Directive
Extract every line of the material that holds the string "color".

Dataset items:

>> start

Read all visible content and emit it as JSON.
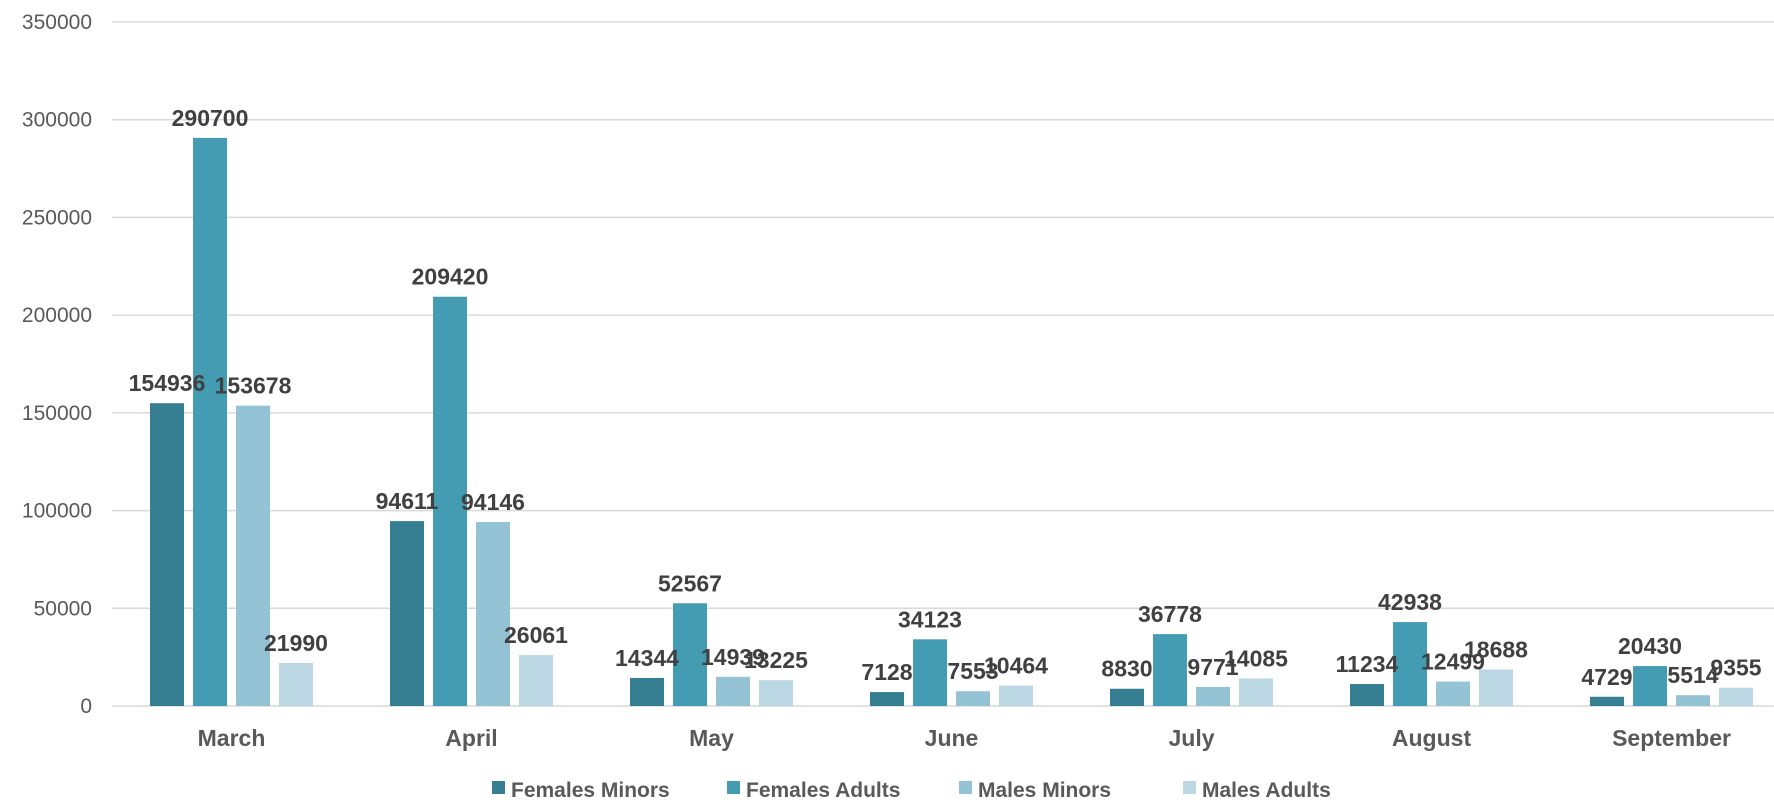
{
  "chart_data": {
    "type": "bar",
    "title": "",
    "xlabel": "",
    "ylabel": "",
    "categories": [
      "March",
      "April",
      "May",
      "June",
      "July",
      "August",
      "September"
    ],
    "ylim": [
      0,
      350000
    ],
    "yticks": [
      "0",
      "50000",
      "100000",
      "150000",
      "200000",
      "250000",
      "300000",
      "350000"
    ],
    "grid": true,
    "legend_position": "bottom",
    "series": [
      {
        "name": "Females Minors",
        "color": "#367f93",
        "values": [
          154936,
          94611,
          14344,
          7128,
          8830,
          11234,
          4729
        ]
      },
      {
        "name": "Females Adults",
        "color": "#439cb2",
        "values": [
          290700,
          209420,
          52567,
          34123,
          36778,
          42938,
          20430
        ]
      },
      {
        "name": "Males Minors",
        "color": "#94c3d5",
        "values": [
          153678,
          94146,
          14939,
          7553,
          9771,
          12499,
          5514
        ]
      },
      {
        "name": "Males Adults",
        "color": "#bad7e3",
        "values": [
          21990,
          26061,
          13225,
          10464,
          14085,
          18688,
          9355
        ]
      }
    ]
  }
}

>> end

Response to this exercise
        "color": "#367f93",
        "color": "#439cb2",
        "color": "#94c3d5",
        "color": "#bad7e3",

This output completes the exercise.